-- start --

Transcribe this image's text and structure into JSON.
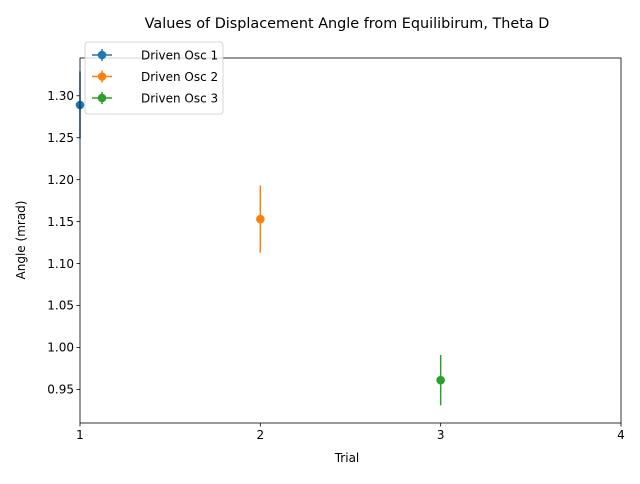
{
  "chart_data": {
    "type": "scatter",
    "title": "Values of Displacement Angle from Equilibirum, Theta D",
    "xlabel": "Trial",
    "ylabel": "Angle (mrad)",
    "xlim": [
      1,
      4
    ],
    "ylim": [
      0.91,
      1.345
    ],
    "xticks": [
      "1",
      "2",
      "3",
      "4"
    ],
    "xtick_values": [
      1,
      2,
      3,
      4
    ],
    "yticks": [
      "0.95",
      "1.00",
      "1.05",
      "1.10",
      "1.15",
      "1.20",
      "1.25",
      "1.30"
    ],
    "ytick_values": [
      0.95,
      1.0,
      1.05,
      1.1,
      1.15,
      1.2,
      1.25,
      1.3
    ],
    "grid": false,
    "legend_position": "top-left",
    "error_bars": true,
    "series": [
      {
        "name": "Driven Osc 1",
        "color": "#1f77b4",
        "x": [
          1
        ],
        "y": [
          1.289
        ],
        "yerr": [
          0.04
        ]
      },
      {
        "name": "Driven Osc 2",
        "color": "#ff7f0e",
        "x": [
          2
        ],
        "y": [
          1.153
        ],
        "yerr": [
          0.04
        ]
      },
      {
        "name": "Driven Osc 3",
        "color": "#2ca02c",
        "x": [
          3
        ],
        "y": [
          0.961
        ],
        "yerr": [
          0.03
        ]
      }
    ]
  }
}
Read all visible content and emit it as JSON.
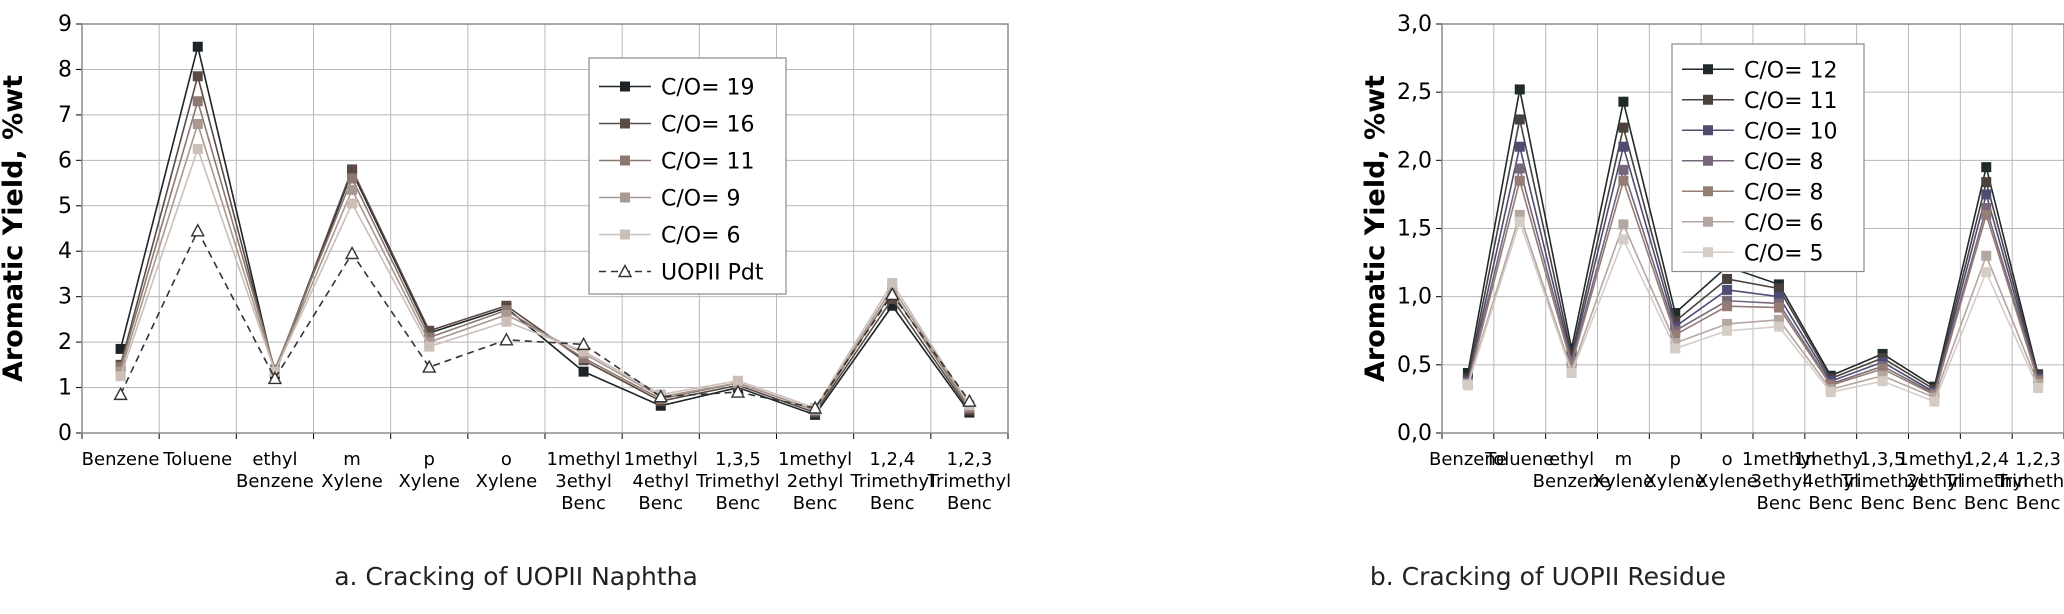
{
  "chart_data": [
    {
      "type": "line",
      "caption": "a. Cracking of UOPII Naphtha",
      "ylabel": "Aromatic Yield, %wt",
      "ylim": [
        0,
        9
      ],
      "yticks": [
        "0",
        "1",
        "2",
        "3",
        "4",
        "5",
        "6",
        "7",
        "8",
        "9"
      ],
      "grid": true,
      "legend_position": "top-right",
      "categories": [
        [
          "Benzene"
        ],
        [
          "Toluene"
        ],
        [
          "ethyl",
          "Benzene"
        ],
        [
          "m",
          "Xylene"
        ],
        [
          "p",
          "Xylene"
        ],
        [
          "o",
          "Xylene"
        ],
        [
          "1methyl",
          "3ethyl",
          "Benc"
        ],
        [
          "1methyl",
          "4ethyl",
          "Benc"
        ],
        [
          "1,3,5",
          "Trimethyl",
          "Benc"
        ],
        [
          "1methyl",
          "2ethyl",
          "Benc"
        ],
        [
          "1,2,4",
          "Trimethyl",
          "Benc"
        ],
        [
          "1,2,3",
          "Trimethyl",
          "Benc"
        ]
      ],
      "series": [
        {
          "name": "C/O= 19",
          "color": "#1c2428",
          "marker": "square",
          "dashed": false,
          "values": [
            1.85,
            8.5,
            1.3,
            5.75,
            2.2,
            2.75,
            1.35,
            0.6,
            1.0,
            0.4,
            2.8,
            0.45
          ]
        },
        {
          "name": "C/O= 16",
          "color": "#5a4a44",
          "marker": "square",
          "dashed": false,
          "values": [
            1.5,
            7.85,
            1.35,
            5.8,
            2.25,
            2.8,
            1.6,
            0.7,
            1.05,
            0.45,
            2.95,
            0.5
          ]
        },
        {
          "name": "C/O= 11",
          "color": "#8c7870",
          "marker": "square",
          "dashed": false,
          "values": [
            1.45,
            7.3,
            1.4,
            5.6,
            2.1,
            2.7,
            1.65,
            0.75,
            1.1,
            0.5,
            3.1,
            0.55
          ]
        },
        {
          "name": "C/O= 9",
          "color": "#a89890",
          "marker": "square",
          "dashed": false,
          "values": [
            1.35,
            6.8,
            1.35,
            5.35,
            2.0,
            2.6,
            1.75,
            0.8,
            1.1,
            0.5,
            3.2,
            0.6
          ]
        },
        {
          "name": "C/O= 6",
          "color": "#cbbfb8",
          "marker": "square",
          "dashed": false,
          "values": [
            1.25,
            6.25,
            1.35,
            5.05,
            1.9,
            2.45,
            1.8,
            0.85,
            1.15,
            0.55,
            3.3,
            0.62
          ]
        },
        {
          "name": "UOPII Pdt",
          "color": "#333333",
          "marker": "triangle",
          "dashed": true,
          "values": [
            0.85,
            4.45,
            1.2,
            3.95,
            1.45,
            2.05,
            1.95,
            0.8,
            0.9,
            0.55,
            3.05,
            0.7
          ]
        }
      ]
    },
    {
      "type": "line",
      "caption": "b. Cracking of UOPII Residue",
      "ylabel": "Aromatic Yield, %wt",
      "ylim": [
        0,
        3
      ],
      "yticks": [
        "0,0",
        "0,5",
        "1,0",
        "1,5",
        "2,0",
        "2,5",
        "3,0"
      ],
      "grid": true,
      "legend_position": "top-right",
      "categories": [
        [
          "Benzene"
        ],
        [
          "Toluene"
        ],
        [
          "ethyl",
          "Benzene"
        ],
        [
          "m",
          "Xylene"
        ],
        [
          "p",
          "Xylene"
        ],
        [
          "o",
          "Xylene"
        ],
        [
          "1methyl",
          "3ethyl",
          "Benc"
        ],
        [
          "1methyl",
          "4ethyl",
          "Benc"
        ],
        [
          "1,3,5",
          "Trimethyl",
          "Benc"
        ],
        [
          "1methyl",
          "2ethyl",
          "Benc"
        ],
        [
          "1,2,4",
          "Trimethyl",
          "Benc"
        ],
        [
          "1,2,3",
          "Trimethyl",
          "Benc"
        ]
      ],
      "series": [
        {
          "name": "C/O= 12",
          "color": "#1f2a2a",
          "marker": "square",
          "dashed": false,
          "values": [
            0.44,
            2.52,
            0.62,
            2.43,
            0.88,
            1.22,
            1.09,
            0.42,
            0.58,
            0.34,
            1.95,
            0.43
          ]
        },
        {
          "name": "C/O= 11",
          "color": "#4a403c",
          "marker": "square",
          "dashed": false,
          "values": [
            0.4,
            2.3,
            0.57,
            2.24,
            0.82,
            1.13,
            1.06,
            0.4,
            0.55,
            0.32,
            1.84,
            0.42
          ]
        },
        {
          "name": "C/O= 10",
          "color": "#4e4c72",
          "marker": "square",
          "dashed": false,
          "values": [
            0.38,
            2.1,
            0.54,
            2.1,
            0.78,
            1.05,
            1.0,
            0.38,
            0.52,
            0.3,
            1.75,
            0.4
          ]
        },
        {
          "name": "C/O= 8",
          "color": "#76687a",
          "marker": "square",
          "dashed": false,
          "values": [
            0.37,
            1.94,
            0.52,
            1.93,
            0.75,
            0.97,
            0.95,
            0.36,
            0.49,
            0.29,
            1.65,
            0.39
          ]
        },
        {
          "name": "C/O= 8",
          "color": "#957c74",
          "marker": "square",
          "dashed": false,
          "values": [
            0.36,
            1.85,
            0.5,
            1.85,
            0.72,
            0.93,
            0.92,
            0.35,
            0.47,
            0.28,
            1.6,
            0.38
          ]
        },
        {
          "name": "C/O= 6",
          "color": "#b4a6a0",
          "marker": "square",
          "dashed": false,
          "values": [
            0.36,
            1.6,
            0.46,
            1.53,
            0.66,
            0.8,
            0.83,
            0.32,
            0.42,
            0.26,
            1.3,
            0.36
          ]
        },
        {
          "name": "C/O= 5",
          "color": "#d6ccc6",
          "marker": "square",
          "dashed": false,
          "values": [
            0.35,
            1.55,
            0.44,
            1.42,
            0.62,
            0.75,
            0.78,
            0.3,
            0.38,
            0.23,
            1.18,
            0.33
          ]
        }
      ]
    }
  ]
}
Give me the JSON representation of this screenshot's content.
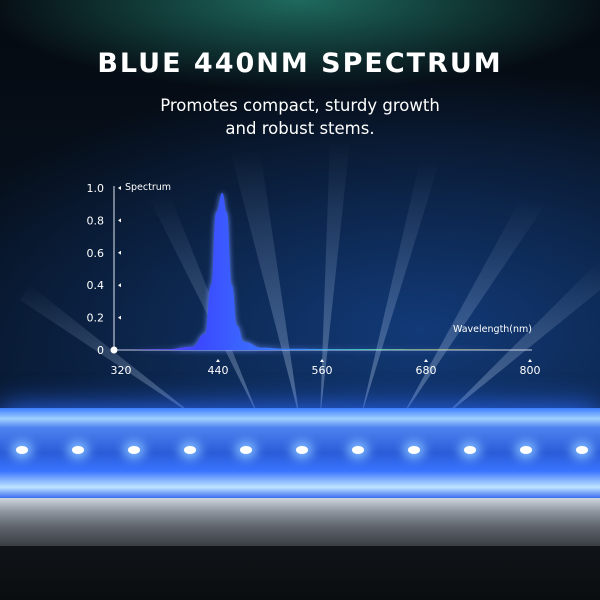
{
  "title": "BLUE 440NM SPECTRUM",
  "subtitle_line1": "Promotes compact, sturdy growth",
  "subtitle_line2": "and robust stems.",
  "colors": {
    "peak": "#3b47ff",
    "led_glow": "#7fb8ff",
    "background": "#071426"
  },
  "chart_data": {
    "type": "area",
    "title": "",
    "xlabel": "Wavelength(nm)",
    "ylabel": "Spectrum",
    "xlim": [
      320,
      800
    ],
    "ylim": [
      0,
      1.0
    ],
    "x_ticks": [
      "320",
      "440",
      "560",
      "680",
      "800"
    ],
    "y_ticks": [
      "0",
      "0.2",
      "0.4",
      "0.6",
      "0.8",
      "1.0"
    ],
    "grid": false,
    "x": [
      320,
      380,
      410,
      425,
      432,
      438,
      445,
      450,
      456,
      462,
      470,
      490,
      520,
      600,
      700,
      800
    ],
    "y": [
      0,
      0.005,
      0.02,
      0.1,
      0.4,
      0.85,
      0.97,
      0.85,
      0.4,
      0.15,
      0.05,
      0.015,
      0.008,
      0.005,
      0.003,
      0
    ]
  }
}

-- end --

STATED PROBLEM:
Copy out the lines that hold "ylabel".

THE RESPONSE:
    "ylabel": "Angle (mrad)",
      "ylabel": "Aromatic Yield, %wt",
      "ylabel": "Aromatic Yield, %wt",
    "ylabel": "Spectrum",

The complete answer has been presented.